(SOAL):
Ubah item mulai dari awal hingga baris yang memuat "x-tick-label: 1977: [172, 1145, 203, 1210]" menjadi daftar JSON berisi string, satu string untuk setiap baris dan tanpa baris kosong.

Data kotak berlabel

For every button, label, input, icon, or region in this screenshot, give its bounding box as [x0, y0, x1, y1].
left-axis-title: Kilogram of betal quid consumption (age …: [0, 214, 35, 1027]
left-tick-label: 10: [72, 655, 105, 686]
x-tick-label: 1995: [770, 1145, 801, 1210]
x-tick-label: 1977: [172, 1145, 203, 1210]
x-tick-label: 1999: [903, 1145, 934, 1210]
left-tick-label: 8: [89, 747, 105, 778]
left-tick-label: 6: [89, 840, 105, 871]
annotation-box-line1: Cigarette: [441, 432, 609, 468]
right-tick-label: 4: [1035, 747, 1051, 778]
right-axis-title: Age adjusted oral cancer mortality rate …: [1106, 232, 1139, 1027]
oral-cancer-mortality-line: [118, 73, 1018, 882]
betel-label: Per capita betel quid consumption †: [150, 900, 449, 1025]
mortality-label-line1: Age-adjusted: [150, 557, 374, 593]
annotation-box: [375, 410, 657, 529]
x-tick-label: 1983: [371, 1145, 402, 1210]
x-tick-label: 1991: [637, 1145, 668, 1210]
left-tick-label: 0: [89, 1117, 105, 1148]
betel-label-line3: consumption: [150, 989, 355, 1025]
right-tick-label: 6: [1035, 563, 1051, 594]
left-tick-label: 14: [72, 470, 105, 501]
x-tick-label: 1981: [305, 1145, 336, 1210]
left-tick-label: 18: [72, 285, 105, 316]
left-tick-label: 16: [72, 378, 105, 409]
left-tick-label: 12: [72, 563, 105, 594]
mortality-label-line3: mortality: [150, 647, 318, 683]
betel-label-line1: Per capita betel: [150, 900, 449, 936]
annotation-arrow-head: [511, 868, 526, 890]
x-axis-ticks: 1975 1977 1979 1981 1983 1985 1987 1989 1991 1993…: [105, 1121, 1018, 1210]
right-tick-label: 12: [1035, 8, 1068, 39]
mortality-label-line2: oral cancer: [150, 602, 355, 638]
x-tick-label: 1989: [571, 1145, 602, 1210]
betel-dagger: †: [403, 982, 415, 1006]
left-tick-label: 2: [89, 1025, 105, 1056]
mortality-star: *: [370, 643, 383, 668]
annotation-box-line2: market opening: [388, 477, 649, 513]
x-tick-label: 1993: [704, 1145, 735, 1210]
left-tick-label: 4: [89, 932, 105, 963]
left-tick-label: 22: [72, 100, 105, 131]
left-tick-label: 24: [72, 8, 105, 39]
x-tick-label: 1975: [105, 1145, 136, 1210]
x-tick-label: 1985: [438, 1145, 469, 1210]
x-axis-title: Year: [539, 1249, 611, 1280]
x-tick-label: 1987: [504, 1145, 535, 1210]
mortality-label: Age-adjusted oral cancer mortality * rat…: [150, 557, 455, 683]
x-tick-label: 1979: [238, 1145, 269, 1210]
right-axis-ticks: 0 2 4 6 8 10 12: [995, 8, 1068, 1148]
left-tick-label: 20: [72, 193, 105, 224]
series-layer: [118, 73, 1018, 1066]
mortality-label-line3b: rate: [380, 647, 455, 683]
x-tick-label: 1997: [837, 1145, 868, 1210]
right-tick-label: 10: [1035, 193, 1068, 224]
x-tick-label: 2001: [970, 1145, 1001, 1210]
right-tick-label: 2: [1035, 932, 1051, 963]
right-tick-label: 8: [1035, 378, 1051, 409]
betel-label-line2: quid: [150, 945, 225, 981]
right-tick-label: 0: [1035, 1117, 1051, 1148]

(JAWABAN SOAL):
[
  "For every button, label, input, icon, or region in this screenshot, give its bounding box as [x0, y0, x1, y1].",
  "left-axis-title: Kilogram of betal quid consumption (age …: [0, 214, 35, 1027]",
  "left-tick-label: 10: [72, 655, 105, 686]",
  "x-tick-label: 1995: [770, 1145, 801, 1210]",
  "x-tick-label: 1977: [172, 1145, 203, 1210]"
]